Task instructions. Output the material exactly, but drop every image it holds.

++++++++++++++++++++

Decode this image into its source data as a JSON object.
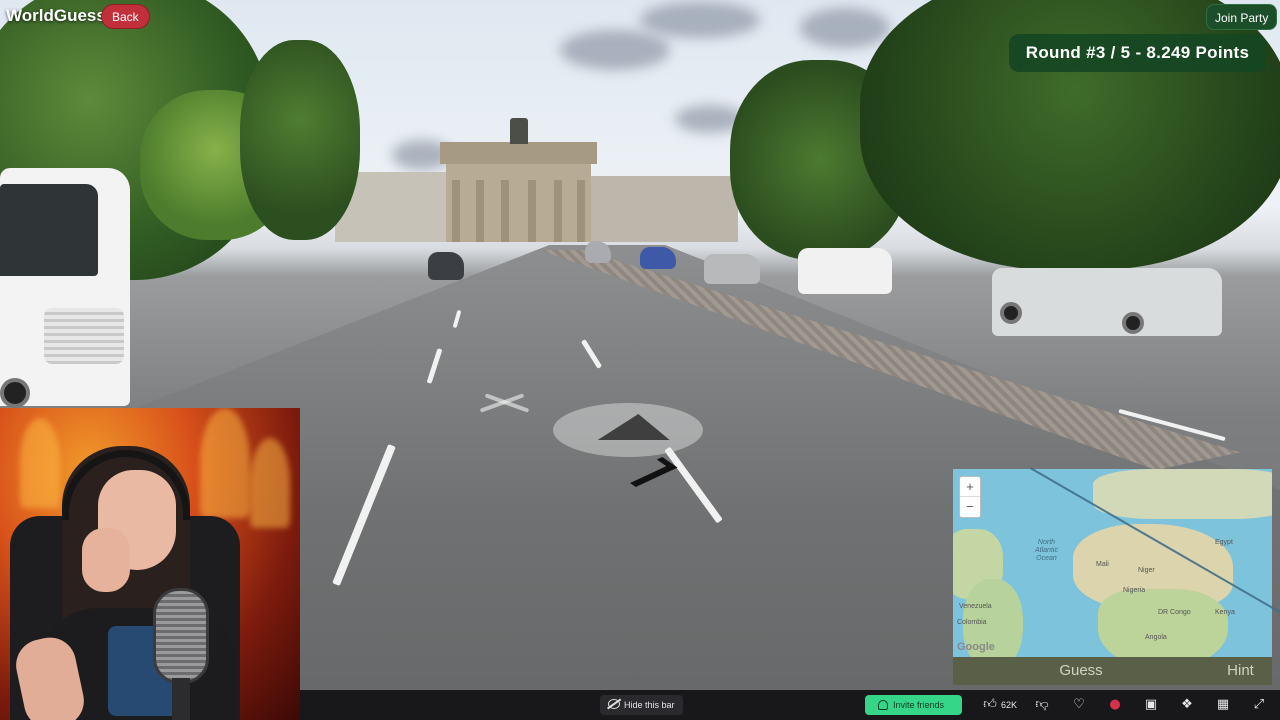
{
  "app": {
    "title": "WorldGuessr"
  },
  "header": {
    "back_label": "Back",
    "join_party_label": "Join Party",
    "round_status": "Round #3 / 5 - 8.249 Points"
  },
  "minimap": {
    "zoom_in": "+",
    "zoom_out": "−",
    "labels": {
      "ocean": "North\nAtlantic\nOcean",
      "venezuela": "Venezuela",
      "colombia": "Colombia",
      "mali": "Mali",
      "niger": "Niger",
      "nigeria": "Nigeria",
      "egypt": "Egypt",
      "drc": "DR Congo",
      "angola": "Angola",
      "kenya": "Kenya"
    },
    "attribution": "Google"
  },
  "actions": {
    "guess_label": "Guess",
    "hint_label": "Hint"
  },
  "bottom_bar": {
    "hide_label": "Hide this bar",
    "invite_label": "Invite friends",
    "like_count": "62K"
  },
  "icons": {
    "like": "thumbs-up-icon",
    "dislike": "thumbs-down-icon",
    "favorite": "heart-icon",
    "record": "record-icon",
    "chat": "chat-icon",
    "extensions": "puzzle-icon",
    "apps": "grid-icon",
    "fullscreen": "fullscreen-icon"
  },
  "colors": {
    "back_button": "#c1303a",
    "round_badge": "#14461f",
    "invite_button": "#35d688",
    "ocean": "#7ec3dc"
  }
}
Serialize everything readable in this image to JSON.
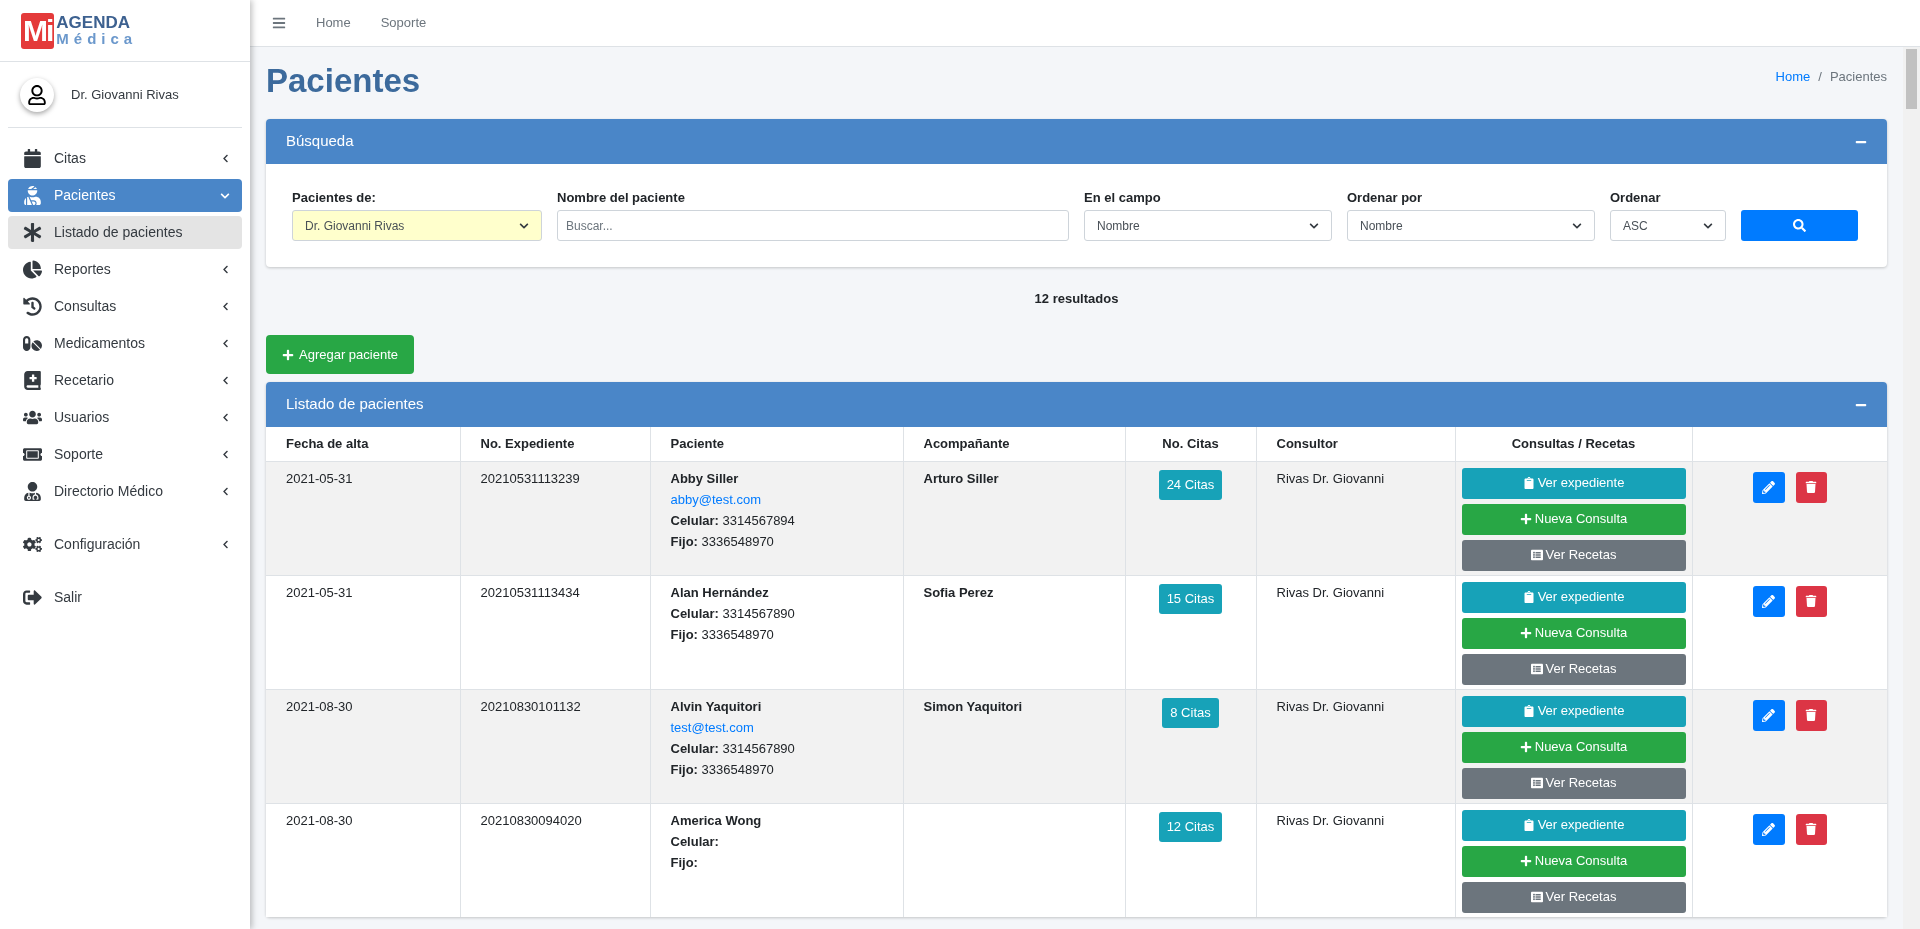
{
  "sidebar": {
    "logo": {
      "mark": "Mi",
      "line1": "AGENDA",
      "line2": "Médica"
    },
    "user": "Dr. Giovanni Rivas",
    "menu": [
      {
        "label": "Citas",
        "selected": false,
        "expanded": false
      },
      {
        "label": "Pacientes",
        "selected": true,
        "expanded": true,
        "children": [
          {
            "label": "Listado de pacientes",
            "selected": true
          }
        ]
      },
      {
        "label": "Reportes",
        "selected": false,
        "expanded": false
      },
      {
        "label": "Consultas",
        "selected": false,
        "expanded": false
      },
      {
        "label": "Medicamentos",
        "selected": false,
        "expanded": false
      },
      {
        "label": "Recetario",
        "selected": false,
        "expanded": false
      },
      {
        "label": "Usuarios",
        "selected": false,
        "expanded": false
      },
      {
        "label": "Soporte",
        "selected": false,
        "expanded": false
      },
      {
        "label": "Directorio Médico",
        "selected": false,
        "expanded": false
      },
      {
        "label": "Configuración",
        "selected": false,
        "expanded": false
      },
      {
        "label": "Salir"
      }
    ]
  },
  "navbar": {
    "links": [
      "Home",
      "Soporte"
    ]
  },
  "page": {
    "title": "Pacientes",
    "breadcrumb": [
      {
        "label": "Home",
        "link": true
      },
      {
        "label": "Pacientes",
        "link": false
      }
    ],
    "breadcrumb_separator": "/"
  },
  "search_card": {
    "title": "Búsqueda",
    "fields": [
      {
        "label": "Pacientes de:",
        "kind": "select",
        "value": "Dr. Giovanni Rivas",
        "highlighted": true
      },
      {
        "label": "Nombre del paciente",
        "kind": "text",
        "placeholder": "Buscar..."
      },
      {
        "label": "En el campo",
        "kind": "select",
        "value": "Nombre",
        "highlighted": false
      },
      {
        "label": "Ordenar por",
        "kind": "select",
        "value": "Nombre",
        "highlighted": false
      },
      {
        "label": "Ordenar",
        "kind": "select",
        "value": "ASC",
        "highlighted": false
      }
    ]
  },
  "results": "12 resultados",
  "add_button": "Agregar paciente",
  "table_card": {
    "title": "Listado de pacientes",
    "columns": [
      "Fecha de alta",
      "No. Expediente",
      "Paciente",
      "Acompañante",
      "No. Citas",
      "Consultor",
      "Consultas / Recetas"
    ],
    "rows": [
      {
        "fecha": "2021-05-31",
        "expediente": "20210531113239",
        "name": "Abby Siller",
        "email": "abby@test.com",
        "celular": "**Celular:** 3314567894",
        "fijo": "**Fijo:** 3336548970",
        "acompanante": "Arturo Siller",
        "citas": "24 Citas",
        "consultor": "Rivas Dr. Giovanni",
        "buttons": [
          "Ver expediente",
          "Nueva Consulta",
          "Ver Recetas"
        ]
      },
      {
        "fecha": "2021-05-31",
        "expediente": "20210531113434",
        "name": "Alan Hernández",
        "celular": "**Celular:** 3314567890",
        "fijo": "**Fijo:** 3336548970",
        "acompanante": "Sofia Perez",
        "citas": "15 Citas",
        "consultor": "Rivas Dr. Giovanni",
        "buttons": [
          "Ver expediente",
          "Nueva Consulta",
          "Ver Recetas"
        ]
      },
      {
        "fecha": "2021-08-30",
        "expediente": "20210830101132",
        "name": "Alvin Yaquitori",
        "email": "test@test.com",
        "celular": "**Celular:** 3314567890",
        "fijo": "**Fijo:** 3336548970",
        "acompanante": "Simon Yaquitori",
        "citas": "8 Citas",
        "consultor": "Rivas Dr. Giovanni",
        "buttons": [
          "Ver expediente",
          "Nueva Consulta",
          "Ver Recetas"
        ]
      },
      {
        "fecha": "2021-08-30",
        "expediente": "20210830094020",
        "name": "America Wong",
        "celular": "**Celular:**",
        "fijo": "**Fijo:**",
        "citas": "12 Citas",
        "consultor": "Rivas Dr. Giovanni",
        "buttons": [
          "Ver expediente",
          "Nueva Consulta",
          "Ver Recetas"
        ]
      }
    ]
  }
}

++++++++++++++++++++

Exercise answer.
Decode this image into its source data as a JSON object.
{
  "app": {
    "title": "WorldGuessr"
  },
  "header": {
    "back_label": "Back",
    "join_party_label": "Join Party",
    "round_status": "Round #3 / 5 - 8.249 Points"
  },
  "minimap": {
    "zoom_in": "+",
    "zoom_out": "−",
    "labels": {
      "ocean": "North\nAtlantic\nOcean",
      "venezuela": "Venezuela",
      "colombia": "Colombia",
      "mali": "Mali",
      "niger": "Niger",
      "nigeria": "Nigeria",
      "egypt": "Egypt",
      "drc": "DR Congo",
      "angola": "Angola",
      "kenya": "Kenya"
    },
    "attribution": "Google"
  },
  "actions": {
    "guess_label": "Guess",
    "hint_label": "Hint"
  },
  "bottom_bar": {
    "hide_label": "Hide this bar",
    "invite_label": "Invite friends",
    "like_count": "62K"
  },
  "icons": {
    "like": "thumbs-up-icon",
    "dislike": "thumbs-down-icon",
    "favorite": "heart-icon",
    "record": "record-icon",
    "chat": "chat-icon",
    "extensions": "puzzle-icon",
    "apps": "grid-icon",
    "fullscreen": "fullscreen-icon"
  },
  "colors": {
    "back_button": "#c1303a",
    "round_badge": "#14461f",
    "invite_button": "#35d688",
    "ocean": "#7ec3dc"
  }
}
Serialize everything readable in this image to JSON.
{
  "sidebar": {
    "logo": {
      "mark": "Mi",
      "line1": "AGENDA",
      "line2": "Médica"
    },
    "user": "Dr. Giovanni Rivas",
    "menu": [
      {
        "label": "Citas",
        "selected": false,
        "expanded": false
      },
      {
        "label": "Pacientes",
        "selected": true,
        "expanded": true,
        "children": [
          {
            "label": "Listado de pacientes",
            "selected": true
          }
        ]
      },
      {
        "label": "Reportes",
        "selected": false,
        "expanded": false
      },
      {
        "label": "Consultas",
        "selected": false,
        "expanded": false
      },
      {
        "label": "Medicamentos",
        "selected": false,
        "expanded": false
      },
      {
        "label": "Recetario",
        "selected": false,
        "expanded": false
      },
      {
        "label": "Usuarios",
        "selected": false,
        "expanded": false
      },
      {
        "label": "Soporte",
        "selected": false,
        "expanded": false
      },
      {
        "label": "Directorio Médico",
        "selected": false,
        "expanded": false
      },
      {
        "label": "Configuración",
        "selected": false,
        "expanded": false
      },
      {
        "label": "Salir"
      }
    ]
  },
  "navbar": {
    "links": [
      "Home",
      "Soporte"
    ]
  },
  "page": {
    "title": "Pacientes",
    "breadcrumb": [
      {
        "label": "Home",
        "link": true
      },
      {
        "label": "Pacientes",
        "link": false
      }
    ],
    "breadcrumb_separator": "/"
  },
  "search_card": {
    "title": "Búsqueda",
    "fields": [
      {
        "label": "Pacientes de:",
        "kind": "select",
        "value": "Dr. Giovanni Rivas",
        "highlighted": true
      },
      {
        "label": "Nombre del paciente",
        "kind": "text",
        "placeholder": "Buscar..."
      },
      {
        "label": "En el campo",
        "kind": "select",
        "value": "Nombre",
        "highlighted": false
      },
      {
        "label": "Ordenar por",
        "kind": "select",
        "value": "Nombre",
        "highlighted": false
      },
      {
        "label": "Ordenar",
        "kind": "select",
        "value": "ASC",
        "highlighted": false
      }
    ]
  },
  "results": "12 resultados",
  "add_button": "Agregar paciente",
  "table_card": {
    "title": "Listado de pacientes",
    "columns": [
      "Fecha de alta",
      "No. Expediente",
      "Paciente",
      "Acompañante",
      "No. Citas",
      "Consultor",
      "Consultas / Recetas"
    ],
    "rows": [
      {
        "fecha": "2021-05-31",
        "expediente": "20210531113239",
        "name": "Abby Siller",
        "email": "abby@test.com",
        "celular": "**Celular:** 3314567894",
        "fijo": "**Fijo:** 3336548970",
        "acompanante": "Arturo Siller",
        "citas": "24 Citas",
        "consultor": "Rivas Dr. Giovanni",
        "buttons": [
          "Ver expediente",
          "Nueva Consulta",
          "Ver Recetas"
        ]
      },
      {
        "fecha": "2021-05-31",
        "expediente": "20210531113434",
        "name": "Alan Hernández",
        "celular": "**Celular:** 3314567890",
        "fijo": "**Fijo:** 3336548970",
        "acompanante": "Sofia Perez",
        "citas": "15 Citas",
        "consultor": "Rivas Dr. Giovanni",
        "buttons": [
          "Ver expediente",
          "Nueva Consulta",
          "Ver Recetas"
        ]
      },
      {
        "fecha": "2021-08-30",
        "expediente": "20210830101132",
        "name": "Alvin Yaquitori",
        "email": "test@test.com",
        "celular": "**Celular:** 3314567890",
        "fijo": "**Fijo:** 3336548970",
        "acompanante": "Simon Yaquitori",
        "citas": "8 Citas",
        "consultor": "Rivas Dr. Giovanni",
        "buttons": [
          "Ver expediente",
          "Nueva Consulta",
          "Ver Recetas"
        ]
      },
      {
        "fecha": "2021-08-30",
        "expediente": "20210830094020",
        "name": "America Wong",
        "celular": "**Celular:**",
        "fijo": "**Fijo:**",
        "citas": "12 Citas",
        "consultor": "Rivas Dr. Giovanni",
        "buttons": [
          "Ver expediente",
          "Nueva Consulta",
          "Ver Recetas"
        ]
      }
    ]
  }
}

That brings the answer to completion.